== RECORDS SUPPLIED ==
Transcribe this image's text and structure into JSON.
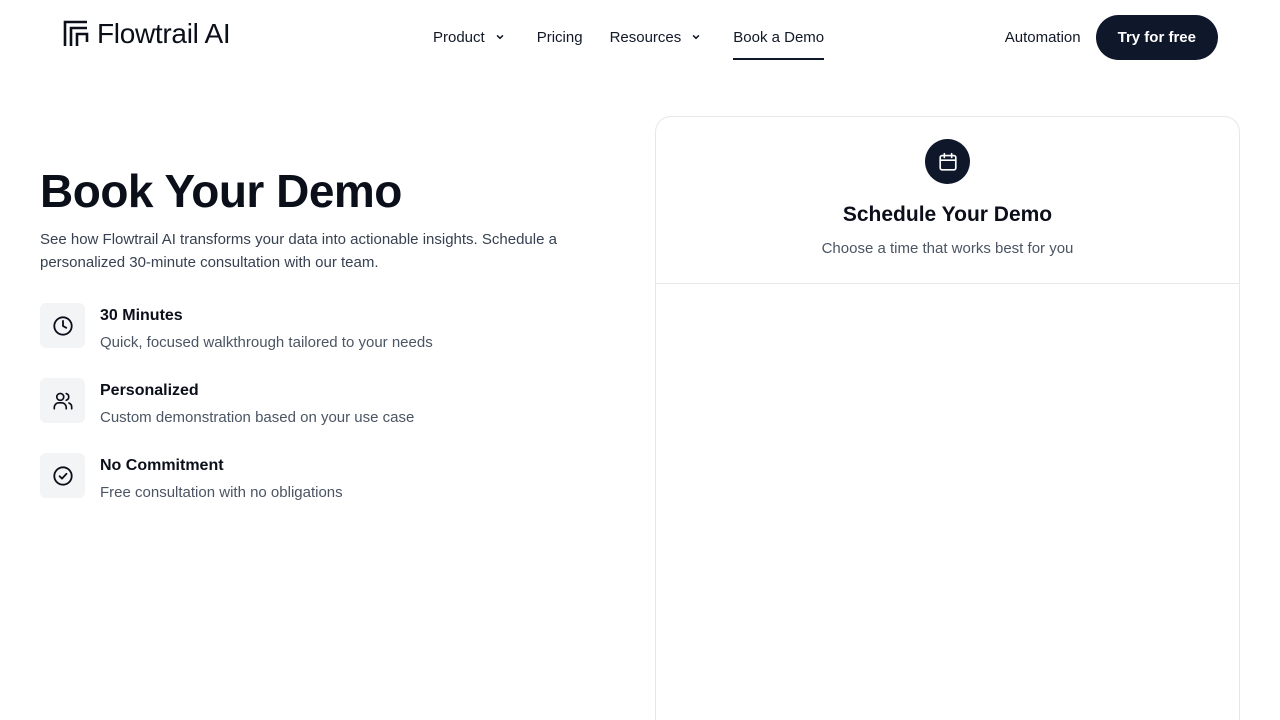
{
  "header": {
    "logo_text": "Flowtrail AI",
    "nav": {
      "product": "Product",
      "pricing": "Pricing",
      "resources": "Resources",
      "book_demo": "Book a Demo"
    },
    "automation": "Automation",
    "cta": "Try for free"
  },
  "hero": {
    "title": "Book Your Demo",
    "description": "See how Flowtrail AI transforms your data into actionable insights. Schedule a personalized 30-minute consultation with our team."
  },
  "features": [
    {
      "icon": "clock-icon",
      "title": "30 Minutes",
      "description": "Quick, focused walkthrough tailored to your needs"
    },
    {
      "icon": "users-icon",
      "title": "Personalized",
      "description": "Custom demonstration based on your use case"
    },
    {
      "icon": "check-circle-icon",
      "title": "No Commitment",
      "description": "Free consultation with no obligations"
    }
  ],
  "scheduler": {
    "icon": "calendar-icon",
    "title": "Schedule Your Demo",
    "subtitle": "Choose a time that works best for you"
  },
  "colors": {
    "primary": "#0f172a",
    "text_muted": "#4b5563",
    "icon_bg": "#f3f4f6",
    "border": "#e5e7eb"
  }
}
===
● **EXERCISE REQUIREMENTS**
Pull every line containing "Flowtrail" from the data.

● **FULL RESPONSE**
    "logo_text": "Flowtrail AI",
    "description": "See how Flowtrail AI transforms your data into actionable insights. Schedule a personalized 30-minute consultation with our team."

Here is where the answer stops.